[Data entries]

━━━━━━━━━━━━━━━━━━━━

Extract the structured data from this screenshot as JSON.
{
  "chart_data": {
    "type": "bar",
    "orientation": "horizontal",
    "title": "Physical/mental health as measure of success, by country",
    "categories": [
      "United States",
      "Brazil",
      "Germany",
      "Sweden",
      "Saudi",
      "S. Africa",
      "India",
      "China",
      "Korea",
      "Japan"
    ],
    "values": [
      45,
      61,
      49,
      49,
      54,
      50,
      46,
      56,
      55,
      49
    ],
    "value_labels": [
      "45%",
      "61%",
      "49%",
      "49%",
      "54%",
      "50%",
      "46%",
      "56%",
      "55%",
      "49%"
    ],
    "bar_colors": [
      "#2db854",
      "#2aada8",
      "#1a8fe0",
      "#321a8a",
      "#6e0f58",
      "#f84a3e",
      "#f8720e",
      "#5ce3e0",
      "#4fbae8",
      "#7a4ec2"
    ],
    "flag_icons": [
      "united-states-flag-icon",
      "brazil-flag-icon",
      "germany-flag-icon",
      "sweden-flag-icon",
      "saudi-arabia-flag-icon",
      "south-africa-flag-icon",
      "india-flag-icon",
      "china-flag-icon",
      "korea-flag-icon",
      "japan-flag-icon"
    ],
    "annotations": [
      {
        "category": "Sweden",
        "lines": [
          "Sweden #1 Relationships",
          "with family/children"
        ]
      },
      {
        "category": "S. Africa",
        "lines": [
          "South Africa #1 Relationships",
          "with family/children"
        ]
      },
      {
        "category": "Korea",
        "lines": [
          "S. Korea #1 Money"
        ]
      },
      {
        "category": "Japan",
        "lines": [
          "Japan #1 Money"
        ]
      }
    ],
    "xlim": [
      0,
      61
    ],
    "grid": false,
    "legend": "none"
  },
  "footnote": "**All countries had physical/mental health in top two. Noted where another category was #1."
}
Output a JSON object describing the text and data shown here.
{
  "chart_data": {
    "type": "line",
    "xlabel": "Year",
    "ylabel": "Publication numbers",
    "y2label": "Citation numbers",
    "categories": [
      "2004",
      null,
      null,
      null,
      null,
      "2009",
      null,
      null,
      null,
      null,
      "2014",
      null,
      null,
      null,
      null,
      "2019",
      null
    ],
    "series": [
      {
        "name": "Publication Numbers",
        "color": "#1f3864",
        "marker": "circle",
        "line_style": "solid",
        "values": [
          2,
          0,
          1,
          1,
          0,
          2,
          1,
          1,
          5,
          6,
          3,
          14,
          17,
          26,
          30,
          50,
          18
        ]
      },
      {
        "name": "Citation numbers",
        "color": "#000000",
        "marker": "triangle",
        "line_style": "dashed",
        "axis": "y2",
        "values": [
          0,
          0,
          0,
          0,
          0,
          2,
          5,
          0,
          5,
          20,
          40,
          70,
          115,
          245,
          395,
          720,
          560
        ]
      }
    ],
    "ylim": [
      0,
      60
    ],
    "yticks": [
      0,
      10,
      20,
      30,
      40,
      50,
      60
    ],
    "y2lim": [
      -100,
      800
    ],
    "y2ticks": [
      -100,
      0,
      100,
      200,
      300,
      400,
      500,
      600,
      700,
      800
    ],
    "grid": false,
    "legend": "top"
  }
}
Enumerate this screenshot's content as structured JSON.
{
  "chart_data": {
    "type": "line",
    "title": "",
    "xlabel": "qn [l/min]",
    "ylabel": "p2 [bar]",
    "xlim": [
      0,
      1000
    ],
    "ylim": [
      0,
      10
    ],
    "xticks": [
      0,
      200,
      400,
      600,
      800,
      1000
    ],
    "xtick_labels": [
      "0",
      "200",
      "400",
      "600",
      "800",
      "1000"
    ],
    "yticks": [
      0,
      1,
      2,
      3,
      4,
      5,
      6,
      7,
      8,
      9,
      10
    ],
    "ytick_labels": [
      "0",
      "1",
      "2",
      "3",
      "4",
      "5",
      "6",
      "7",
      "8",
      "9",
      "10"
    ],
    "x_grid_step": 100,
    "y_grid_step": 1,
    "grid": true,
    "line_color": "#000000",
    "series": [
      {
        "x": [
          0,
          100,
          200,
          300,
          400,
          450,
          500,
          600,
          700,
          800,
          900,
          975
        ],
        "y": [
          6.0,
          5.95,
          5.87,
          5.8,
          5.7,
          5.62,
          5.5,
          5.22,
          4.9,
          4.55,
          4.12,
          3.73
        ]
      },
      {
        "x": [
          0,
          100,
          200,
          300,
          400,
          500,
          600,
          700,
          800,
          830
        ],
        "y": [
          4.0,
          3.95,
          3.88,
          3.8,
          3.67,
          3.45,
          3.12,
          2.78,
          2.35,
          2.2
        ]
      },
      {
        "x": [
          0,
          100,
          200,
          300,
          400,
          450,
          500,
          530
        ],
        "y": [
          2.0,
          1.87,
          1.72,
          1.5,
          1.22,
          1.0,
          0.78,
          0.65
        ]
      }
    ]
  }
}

━━━━━━━━━━━━━━━━━━━━

> _Request_
Output each record exactly, leaving nothing out.

> _Expected answer_
Extract the structured data from this screenshot as JSON.
{
  "chart_data": {
    "type": "bar",
    "orientation": "horizontal",
    "title": "Physical/mental health as measure of success, by country",
    "categories": [
      "United States",
      "Brazil",
      "Germany",
      "Sweden",
      "Saudi",
      "S. Africa",
      "India",
      "China",
      "Korea",
      "Japan"
    ],
    "values": [
      45,
      61,
      49,
      49,
      54,
      50,
      46,
      56,
      55,
      49
    ],
    "value_labels": [
      "45%",
      "61%",
      "49%",
      "49%",
      "54%",
      "50%",
      "46%",
      "56%",
      "55%",
      "49%"
    ],
    "bar_colors": [
      "#2db854",
      "#2aada8",
      "#1a8fe0",
      "#321a8a",
      "#6e0f58",
      "#f84a3e",
      "#f8720e",
      "#5ce3e0",
      "#4fbae8",
      "#7a4ec2"
    ],
    "flag_icons": [
      "united-states-flag-icon",
      "brazil-flag-icon",
      "germany-flag-icon",
      "sweden-flag-icon",
      "saudi-arabia-flag-icon",
      "south-africa-flag-icon",
      "india-flag-icon",
      "china-flag-icon",
      "korea-flag-icon",
      "japan-flag-icon"
    ],
    "annotations": [
      {
        "category": "Sweden",
        "lines": [
          "Sweden #1 Relationships",
          "with family/children"
        ]
      },
      {
        "category": "S. Africa",
        "lines": [
          "South Africa #1 Relationships",
          "with family/children"
        ]
      },
      {
        "category": "Korea",
        "lines": [
          "S. Korea #1 Money"
        ]
      },
      {
        "category": "Japan",
        "lines": [
          "Japan #1 Money"
        ]
      }
    ],
    "xlim": [
      0,
      61
    ],
    "grid": false,
    "legend": "none"
  },
  "footnote": "**All countries had physical/mental health in top two. Noted where another category was #1."
}
Output a JSON object describing the text and data shown here.
{
  "chart_data": {
    "type": "line",
    "xlabel": "Year",
    "ylabel": "Publication numbers",
    "y2label": "Citation numbers",
    "categories": [
      "2004",
      null,
      null,
      null,
      null,
      "2009",
      null,
      null,
      null,
      null,
      "2014",
      null,
      null,
      null,
      null,
      "2019",
      null
    ],
    "series": [
      {
        "name": "Publication Numbers",
        "color": "#1f3864",
        "marker": "circle",
        "line_style": "solid",
        "values": [
          2,
          0,
          1,
          1,
          0,
          2,
          1,
          1,
          5,
          6,
          3,
          14,
          17,
          26,
          30,
          50,
          18
        ]
      },
      {
        "name": "Citation numbers",
        "color": "#000000",
        "marker": "triangle",
        "line_style": "dashed",
        "axis": "y2",
        "values": [
          0,
          0,
          0,
          0,
          0,
          2,
          5,
          0,
          5,
          20,
          40,
          70,
          115,
          245,
          395,
          720,
          560
        ]
      }
    ],
    "ylim": [
      0,
      60
    ],
    "yticks": [
      0,
      10,
      20,
      30,
      40,
      50,
      60
    ],
    "y2lim": [
      -100,
      800
    ],
    "y2ticks": [
      -100,
      0,
      100,
      200,
      300,
      400,
      500,
      600,
      700,
      800
    ],
    "grid": false,
    "legend": "top"
  }
}
Enumerate this screenshot's content as structured JSON.
{
  "chart_data": {
    "type": "line",
    "title": "",
    "xlabel": "qn [l/min]",
    "ylabel": "p2 [bar]",
    "xlim": [
      0,
      1000
    ],
    "ylim": [
      0,
      10
    ],
    "xticks": [
      0,
      200,
      400,
      600,
      800,
      1000
    ],
    "xtick_labels": [
      "0",
      "200",
      "400",
      "600",
      "800",
      "1000"
    ],
    "yticks": [
      0,
      1,
      2,
      3,
      4,
      5,
      6,
      7,
      8,
      9,
      10
    ],
    "ytick_labels": [
      "0",
      "1",
      "2",
      "3",
      "4",
      "5",
      "6",
      "7",
      "8",
      "9",
      "10"
    ],
    "x_grid_step": 100,
    "y_grid_step": 1,
    "grid": true,
    "line_color": "#000000",
    "series": [
      {
        "x": [
          0,
          100,
          200,
          300,
          400,
          450,
          500,
          600,
          700,
          800,
          900,
          975
        ],
        "y": [
          6.0,
          5.95,
          5.87,
          5.8,
          5.7,
          5.62,
          5.5,
          5.22,
          4.9,
          4.55,
          4.12,
          3.73
        ]
      },
      {
        "x": [
          0,
          100,
          200,
          300,
          400,
          500,
          600,
          700,
          800,
          830
        ],
        "y": [
          4.0,
          3.95,
          3.88,
          3.8,
          3.67,
          3.45,
          3.12,
          2.78,
          2.35,
          2.2
        ]
      },
      {
        "x": [
          0,
          100,
          200,
          300,
          400,
          450,
          500,
          530
        ],
        "y": [
          2.0,
          1.87,
          1.72,
          1.5,
          1.22,
          1.0,
          0.78,
          0.65
        ]
      }
    ]
  }
}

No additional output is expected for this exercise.